• Description of the task: Return the records that follow unaltered. Omit every picture.
◆ ◆ ◆ ◆ ◆ ◆ ◆
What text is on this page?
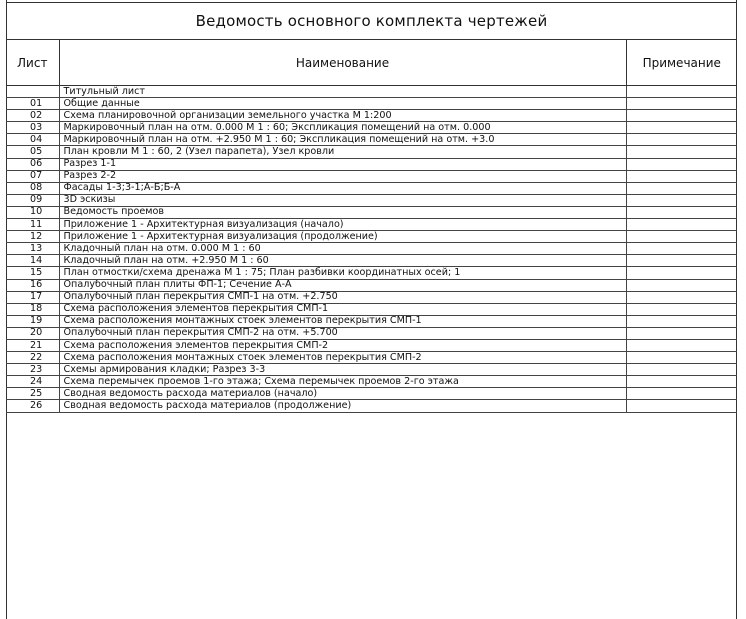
Ведомость основного комплекта чертежей
Лист	Наименование	Примечание
	Титульный лист	
01	Общие данные	
02	Схема планировочной организации земельного участка М 1:200	
03	Маркировочный план на отм. 0.000 М 1 : 60; Экспликация помещений на отм. 0.000	
04	Маркировочный план на отм. +2.950 М 1 : 60; Экспликация помещений на отм. +3.0	
05	План кровли М 1 : 60, 2 (Узел парапета), Узел кровли	
06	Разрез 1-1	
07	Разрез 2-2	
08	Фасады 1-3;3-1;А-Б;Б-А	
09	3D эскизы	
10	Ведомость проемов	
11	Приложение 1 - Архитектурная визуализация (начало)	
12	Приложение 1 - Архитектурная визуализация (продолжение)	
13	Кладочный план на отм. 0.000 М 1 : 60	
14	Кладочный план на отм. +2.950 М 1 : 60	
15	План отмостки/схема дренажа М 1 : 75; План разбивки координатных осей; 1	
16	Опалубочный план плиты ФП-1; Сечение А-А	
17	Опалубочный план перекрытия СМП-1 на отм. +2.750	
18	Схема расположения элементов перекрытия СМП-1	
19	Схема расположения монтажных стоек элементов перекрытия СМП-1	
20	Опалубочный план перекрытия СМП-2 на отм. +5.700	
21	Схема расположения элементов перекрытия СМП-2	
22	Схема расположения монтажных стоек элементов перекрытия СМП-2	
23	Схемы армирования кладки; Разрез 3-3	
24	Схема перемычек проемов 1-го этажа; Схема перемычек проемов 2-го этажа	
25	Сводная ведомость расхода материалов (начало)	
26	Сводная ведомость расхода материалов (продолжение)	
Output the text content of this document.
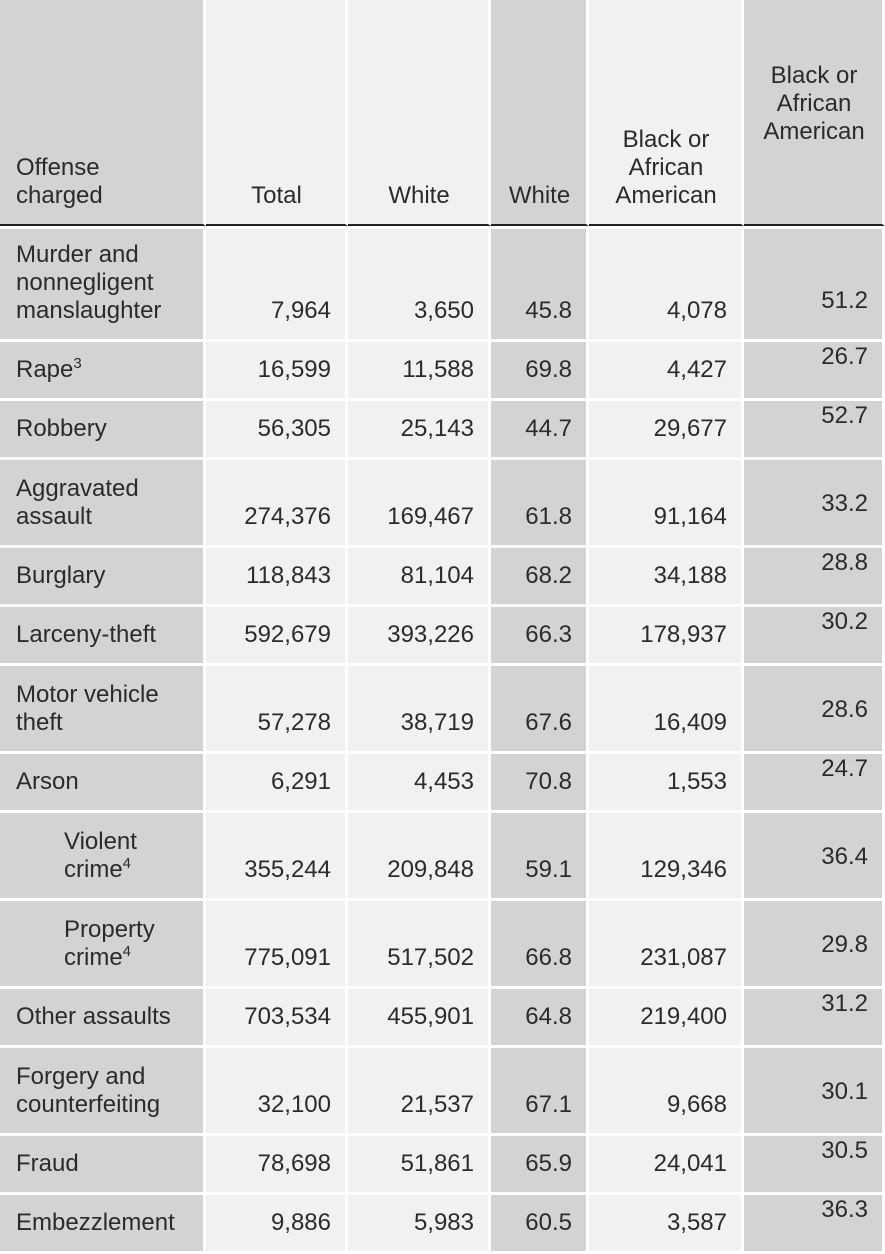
Offense charged	Total	White	White	Black or African American	Black or African American
Murder and nonnegligent manslaughter	7,964	3,650	45.8	4,078	51.2
Rape$^3$	16,599	11,588	69.8	4,427	26.7
Robbery	56,305	25,143	44.7	29,677	52.7
Aggravated assault	274,376	169,467	61.8	91,164	33.2
Burglary	118,843	81,104	68.2	34,188	28.8
Larceny-theft	592,679	393,226	66.3	178,937	30.2
Motor vehicle theft	57,278	38,719	67.6	16,409	28.6
Arson	6,291	4,453	70.8	1,553	24.7
Violent crime$^4$	355,244	209,848	59.1	129,346	36.4
Property crime$^4$	775,091	517,502	66.8	231,087	29.8
Other assaults	703,534	455,901	64.8	219,400	31.2
Forgery and counterfeiting	32,100	21,537	67.1	9,668	30.1
Fraud	78,698	51,861	65.9	24,041	30.5
Embezzlement	9,886	5,983	60.5	3,587	36.3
◆ ◆ ◆ ◆ ◆ ◆ ◆
• Final result:
What text is on this page?
Ведомость основного комплекта чертежей
Лист	Наименование	Примечание
	Титульный лист	
01	Общие данные	
02	Схема планировочной организации земельного участка М 1:200	
03	Маркировочный план на отм. 0.000 М 1 : 60; Экспликация помещений на отм. 0.000	
04	Маркировочный план на отм. +2.950 М 1 : 60; Экспликация помещений на отм. +3.0	
05	План кровли М 1 : 60, 2 (Узел парапета), Узел кровли	
06	Разрез 1-1	
07	Разрез 2-2	
08	Фасады 1-3;3-1;А-Б;Б-А	
09	3D эскизы	
10	Ведомость проемов	
11	Приложение 1 - Архитектурная визуализация (начало)	
12	Приложение 1 - Архитектурная визуализация (продолжение)	
13	Кладочный план на отм. 0.000 М 1 : 60	
14	Кладочный план на отм. +2.950 М 1 : 60	
15	План отмостки/схема дренажа М 1 : 75; План разбивки координатных осей; 1	
16	Опалубочный план плиты ФП-1; Сечение А-А	
17	Опалубочный план перекрытия СМП-1 на отм. +2.750	
18	Схема расположения элементов перекрытия СМП-1	
19	Схема расположения монтажных стоек элементов перекрытия СМП-1	
20	Опалубочный план перекрытия СМП-2 на отм. +5.700	
21	Схема расположения элементов перекрытия СМП-2	
22	Схема расположения монтажных стоек элементов перекрытия СМП-2	
23	Схемы армирования кладки; Разрез 3-3	
24	Схема перемычек проемов 1-го этажа; Схема перемычек проемов 2-го этажа	
25	Сводная ведомость расхода материалов (начало)	
26	Сводная ведомость расхода материалов (продолжение)	
Output the text content of this document.
Offense charged	Total	White	White	Black or African American	Black or African American
Murder and nonnegligent manslaughter	7,964	3,650	45.8	4,078	51.2
Rape$^3$	16,599	11,588	69.8	4,427	26.7
Robbery	56,305	25,143	44.7	29,677	52.7
Aggravated assault	274,376	169,467	61.8	91,164	33.2
Burglary	118,843	81,104	68.2	34,188	28.8
Larceny-theft	592,679	393,226	66.3	178,937	30.2
Motor vehicle theft	57,278	38,719	67.6	16,409	28.6
Arson	6,291	4,453	70.8	1,553	24.7
Violent crime$^4$	355,244	209,848	59.1	129,346	36.4
Property crime$^4$	775,091	517,502	66.8	231,087	29.8
Other assaults	703,534	455,901	64.8	219,400	31.2
Forgery and counterfeiting	32,100	21,537	67.1	9,668	30.1
Fraud	78,698	51,861	65.9	24,041	30.5
Embezzlement	9,886	5,983	60.5	3,587	36.3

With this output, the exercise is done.